▶ Goal
Copy the listing below in full and skip every picture.

★ ★ ★ ★

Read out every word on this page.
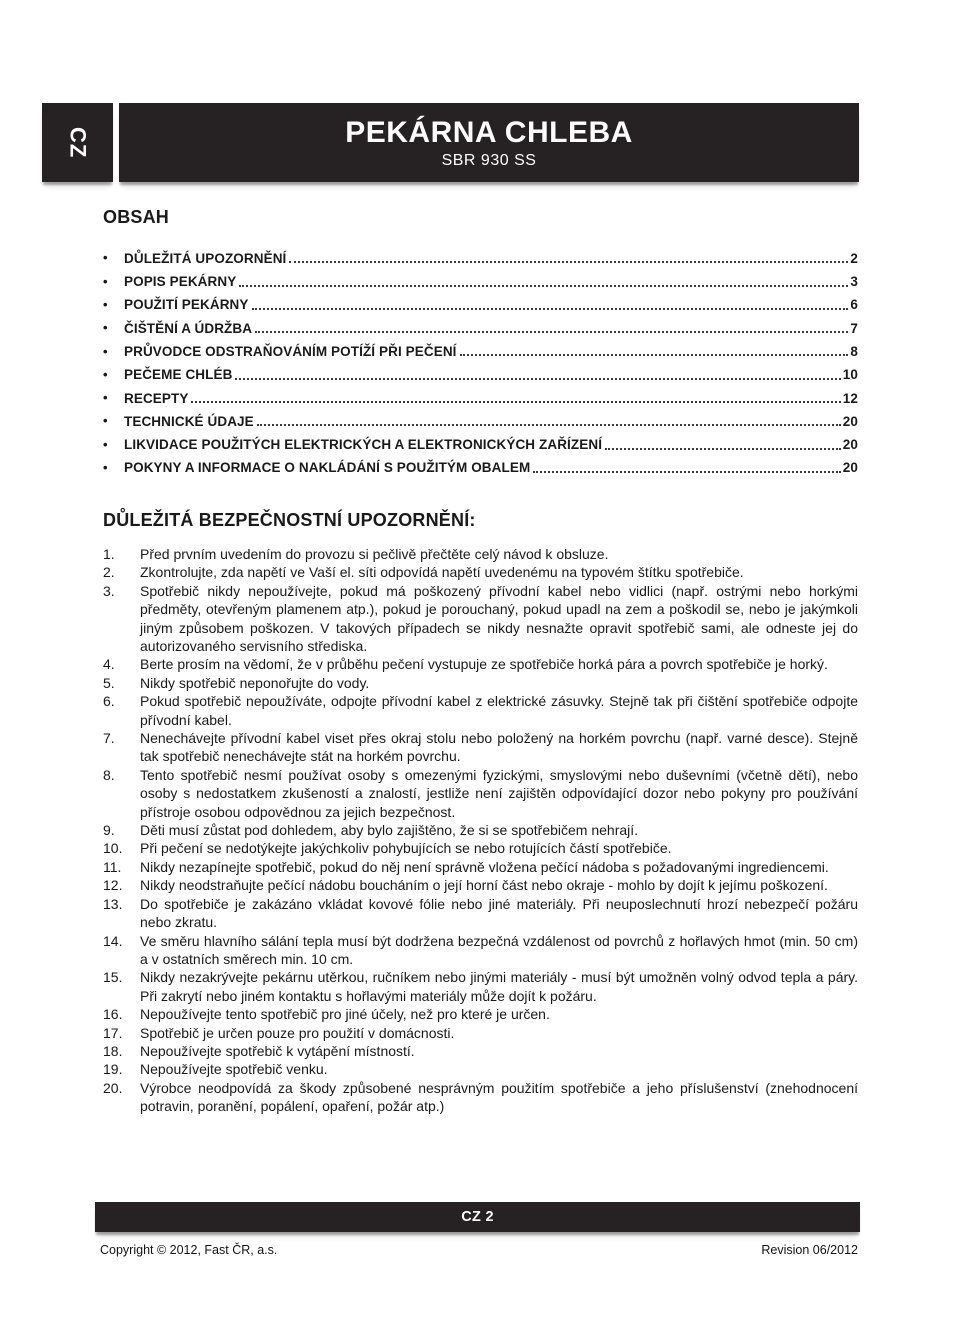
CZ	PEKÁRNA CHLEBA
SBR 930 SS
OBSAH
•	DŮLEŽITÁ UPOZORNĚNÍ	2
•	POPIS PEKÁRNY	3
•	POUŽITÍ PEKÁRNY	6
•	ČIŠTĚNÍ A ÚDRŽBA	7
•	PRŮVODCE ODSTRAŇOVÁNÍM POTÍŽÍ PŘI PEČENÍ	8
•	PEČEME CHLÉB	10
•	RECEPTY	12
•	TECHNICKÉ ÚDAJE	20
•	LIKVIDACE POUŽITÝCH ELEKTRICKÝCH A ELEKTRONICKÝCH ZAŘÍZENÍ	20
•	POKYNY A INFORMACE O NAKLÁDÁNÍ S POUŽITÝM OBALEM	20
DŮLEŽITÁ BEZPEČNOSTNÍ UPOZORNĚNÍ:
1. Před prvním uvedením do provozu si pečlivě přečtěte celý návod k obsluze.
2. Zkontrolujte, zda napětí ve Vaší el. síti odpovídá napětí uvedenému na typovém štítku spotřebiče.
3. Spotřebič nikdy nepoužívejte, pokud má poškozený přívodní kabel nebo vidlici (např. ostrými nebo horkými předměty, otevřeným plamenem atp.), pokud je porouchaný, pokud upadl na zem a poškodil se, nebo je jakýmkoli jiným způsobem poškozen. V takových případech se nikdy nesnažte opravit spotřebič sami, ale odneste jej do autorizovaného servisního střediska.
4. Berte prosím na vědomí, že v průběhu pečení vystupuje ze spotřebiče horká pára a povrch spotřebiče je horký.
5. Nikdy spotřebič neponořujte do vody.
6. Pokud spotřebič nepoužíváte, odpojte přívodní kabel z elektrické zásuvky. Stejně tak při čištění spotřebiče odpojte přívodní kabel.
7. Nenechávejte přívodní kabel viset přes okraj stolu nebo položený na horkém povrchu (např. varné desce). Stejně tak spotřebič nenechávejte stát na horkém povrchu.
8. Tento spotřebič nesmí používat osoby s omezenými fyzickými, smyslovými nebo duševními (včetně dětí), nebo osoby s nedostatkem zkušeností a znalostí, jestliže není zajištěn odpovídající dozor nebo pokyny pro používání přístroje osobou odpovědnou za jejich bezpečnost.
9. Děti musí zůstat pod dohledem, aby bylo zajištěno, že si se spotřebičem nehrají.
10. Při pečení se nedotýkejte jakýchkoliv pohybujících se nebo rotujících částí spotřebiče.
11. Nikdy nezapínejte spotřebič, pokud do něj není správně vložena pečící nádoba s požadovanými ingrediencemi.
12. Nikdy neodstraňujte pečící nádobu boucháním o její horní část nebo okraje - mohlo by dojít k jejímu poškození.
13. Do spotřebiče je zakázáno vkládat kovové fólie nebo jiné materiály. Při neuposlechnutí hrozí nebezpečí požáru nebo zkratu.
14. Ve směru hlavního sálání tepla musí být dodržena bezpečná vzdálenost od povrchů z hořlavých hmot (min. 50 cm) a v ostatních směrech min. 10 cm.
15. Nikdy nezakrývejte pekárnu utěrkou, ručníkem nebo jinými materiály - musí být umožněn volný odvod tepla a páry. Při zakrytí nebo jiném kontaktu s hořlavými materiály může dojít k požáru.
16. Nepoužívejte tento spotřebič pro jiné účely, než pro které je určen.
17. Spotřebič je určen pouze pro použití v domácnosti.
18. Nepoužívejte spotřebič k vytápění místností.
19. Nepoužívejte spotřebič venku.
20. Výrobce neodpovídá za škody způsobené nesprávným použitím spotřebiče a jeho příslušenství (znehodnocení potravin, poranění, popálení, opaření, požár atp.)
CZ 2
Copyright © 2012, Fast ČR, a.s.	Revision 06/2012
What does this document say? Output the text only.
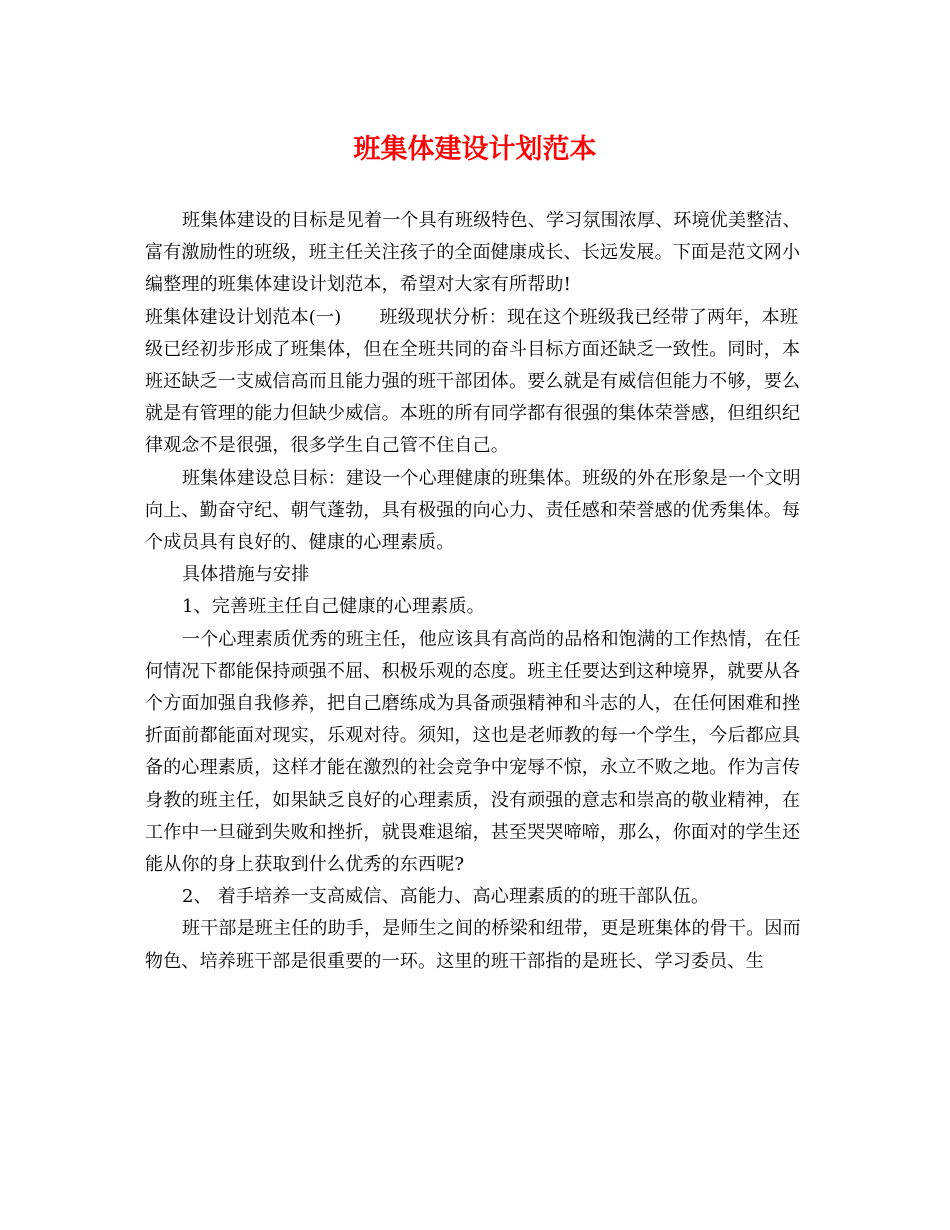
班集体建设计划范本

班集体建设的目标是见着一个具有班级特色、学习氛围浓厚、环境优美整洁、富有激励性的班级，班主任关注孩子的全面健康成长、长远发展。下面是范文网小编整理的班集体建设计划范本，希望对大家有所帮助!

班集体建设计划范本(一) 班级现状分析：现在这个班级我已经带了两年，本班级已经初步形成了班集体，但在全班共同的奋斗目标方面还缺乏一致性。同时，本班还缺乏一支威信高而且能力强的班干部团体。要么就是有威信但能力不够，要么就是有管理的能力但缺少威信。本班的所有同学都有很强的集体荣誉感，但组织纪律观念不是很强，很多学生自己管不住自己。

班集体建设总目标：建设一个心理健康的班集体。班级的外在形象是一个文明向上、勤奋守纪、朝气蓬勃，具有极强的向心力、责任感和荣誉感的优秀集体。每个成员具有良好的、健康的心理素质。

具体措施与安排

1、完善班主任自己健康的心理素质。

一个心理素质优秀的班主任，他应该具有高尚的品格和饱满的工作热情，在任何情况下都能保持顽强不屈、积极乐观的态度。班主任要达到这种境界，就要从各个方面加强自我修养，把自己磨练成为具备顽强精神和斗志的人，在任何困难和挫折面前都能面对现实，乐观对待。须知，这也是老师教的每一个学生，今后都应具备的心理素质，这样才能在激烈的社会竞争中宠辱不惊，永立不败之地。作为言传身教的班主任，如果缺乏良好的心理素质，没有顽强的意志和崇高的敬业精神，在工作中一旦碰到失败和挫折，就畏难退缩，甚至哭哭啼啼，那么，你面对的学生还能从你的身上获取到什么优秀的东西呢?

2、 着手培养一支高威信、高能力、高心理素质的的班干部队伍。

班干部是班主任的助手，是师生之间的桥梁和纽带，更是班集体的骨干。因而物色、培养班干部是很重要的一环。这里的班干部指的是班长、学习委员、生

★ ★ ★ ★

▶ Exercise output
Read out every word on this page.
CZ	PEKÁRNA CHLEBA
SBR 930 SS
OBSAH
•	DŮLEŽITÁ UPOZORNĚNÍ	2
•	POPIS PEKÁRNY	3
•	POUŽITÍ PEKÁRNY	6
•	ČIŠTĚNÍ A ÚDRŽBA	7
•	PRŮVODCE ODSTRAŇOVÁNÍM POTÍŽÍ PŘI PEČENÍ	8
•	PEČEME CHLÉB	10
•	RECEPTY	12
•	TECHNICKÉ ÚDAJE	20
•	LIKVIDACE POUŽITÝCH ELEKTRICKÝCH A ELEKTRONICKÝCH ZAŘÍZENÍ	20
•	POKYNY A INFORMACE O NAKLÁDÁNÍ S POUŽITÝM OBALEM	20
DŮLEŽITÁ BEZPEČNOSTNÍ UPOZORNĚNÍ:
1. Před prvním uvedením do provozu si pečlivě přečtěte celý návod k obsluze.
2. Zkontrolujte, zda napětí ve Vaší el. síti odpovídá napětí uvedenému na typovém štítku spotřebiče.
3. Spotřebič nikdy nepoužívejte, pokud má poškozený přívodní kabel nebo vidlici (např. ostrými nebo horkými předměty, otevřeným plamenem atp.), pokud je porouchaný, pokud upadl na zem a poškodil se, nebo je jakýmkoli jiným způsobem poškozen. V takových případech se nikdy nesnažte opravit spotřebič sami, ale odneste jej do autorizovaného servisního střediska.
4. Berte prosím na vědomí, že v průběhu pečení vystupuje ze spotřebiče horká pára a povrch spotřebiče je horký.
5. Nikdy spotřebič neponořujte do vody.
6. Pokud spotřebič nepoužíváte, odpojte přívodní kabel z elektrické zásuvky. Stejně tak při čištění spotřebiče odpojte přívodní kabel.
7. Nenechávejte přívodní kabel viset přes okraj stolu nebo položený na horkém povrchu (např. varné desce). Stejně tak spotřebič nenechávejte stát na horkém povrchu.
8. Tento spotřebič nesmí používat osoby s omezenými fyzickými, smyslovými nebo duševními (včetně dětí), nebo osoby s nedostatkem zkušeností a znalostí, jestliže není zajištěn odpovídající dozor nebo pokyny pro používání přístroje osobou odpovědnou za jejich bezpečnost.
9. Děti musí zůstat pod dohledem, aby bylo zajištěno, že si se spotřebičem nehrají.
10. Při pečení se nedotýkejte jakýchkoliv pohybujících se nebo rotujících částí spotřebiče.
11. Nikdy nezapínejte spotřebič, pokud do něj není správně vložena pečící nádoba s požadovanými ingrediencemi.
12. Nikdy neodstraňujte pečící nádobu boucháním o její horní část nebo okraje - mohlo by dojít k jejímu poškození.
13. Do spotřebiče je zakázáno vkládat kovové fólie nebo jiné materiály. Při neuposlechnutí hrozí nebezpečí požáru nebo zkratu.
14. Ve směru hlavního sálání tepla musí být dodržena bezpečná vzdálenost od povrchů z hořlavých hmot (min. 50 cm) a v ostatních směrech min. 10 cm.
15. Nikdy nezakrývejte pekárnu utěrkou, ručníkem nebo jinými materiály - musí být umožněn volný odvod tepla a páry. Při zakrytí nebo jiném kontaktu s hořlavými materiály může dojít k požáru.
16. Nepoužívejte tento spotřebič pro jiné účely, než pro které je určen.
17. Spotřebič je určen pouze pro použití v domácnosti.
18. Nepoužívejte spotřebič k vytápění místností.
19. Nepoužívejte spotřebič venku.
20. Výrobce neodpovídá za škody způsobené nesprávným použitím spotřebiče a jeho příslušenství (znehodnocení potravin, poranění, popálení, opaření, požár atp.)
CZ 2
Copyright © 2012, Fast ČR, a.s.	Revision 06/2012
What does this document say? Output the text only.
班集体建设计划范本

班集体建设的目标是见着一个具有班级特色、学习氛围浓厚、环境优美整洁、富有激励性的班级，班主任关注孩子的全面健康成长、长远发展。下面是范文网小编整理的班集体建设计划范本，希望对大家有所帮助!

班集体建设计划范本(一) 班级现状分析：现在这个班级我已经带了两年，本班级已经初步形成了班集体，但在全班共同的奋斗目标方面还缺乏一致性。同时，本班还缺乏一支威信高而且能力强的班干部团体。要么就是有威信但能力不够，要么就是有管理的能力但缺少威信。本班的所有同学都有很强的集体荣誉感，但组织纪律观念不是很强，很多学生自己管不住自己。

班集体建设总目标：建设一个心理健康的班集体。班级的外在形象是一个文明向上、勤奋守纪、朝气蓬勃，具有极强的向心力、责任感和荣誉感的优秀集体。每个成员具有良好的、健康的心理素质。

具体措施与安排

1、完善班主任自己健康的心理素质。

一个心理素质优秀的班主任，他应该具有高尚的品格和饱满的工作热情，在任何情况下都能保持顽强不屈、积极乐观的态度。班主任要达到这种境界，就要从各个方面加强自我修养，把自己磨练成为具备顽强精神和斗志的人，在任何困难和挫折面前都能面对现实，乐观对待。须知，这也是老师教的每一个学生，今后都应具备的心理素质，这样才能在激烈的社会竞争中宠辱不惊，永立不败之地。作为言传身教的班主任，如果缺乏良好的心理素质，没有顽强的意志和崇高的敬业精神，在工作中一旦碰到失败和挫折，就畏难退缩，甚至哭哭啼啼，那么，你面对的学生还能从你的身上获取到什么优秀的东西呢?

2、 着手培养一支高威信、高能力、高心理素质的的班干部队伍。

班干部是班主任的助手，是师生之间的桥梁和纽带，更是班集体的骨干。因而物色、培养班干部是很重要的一环。这里的班干部指的是班长、学习委员、生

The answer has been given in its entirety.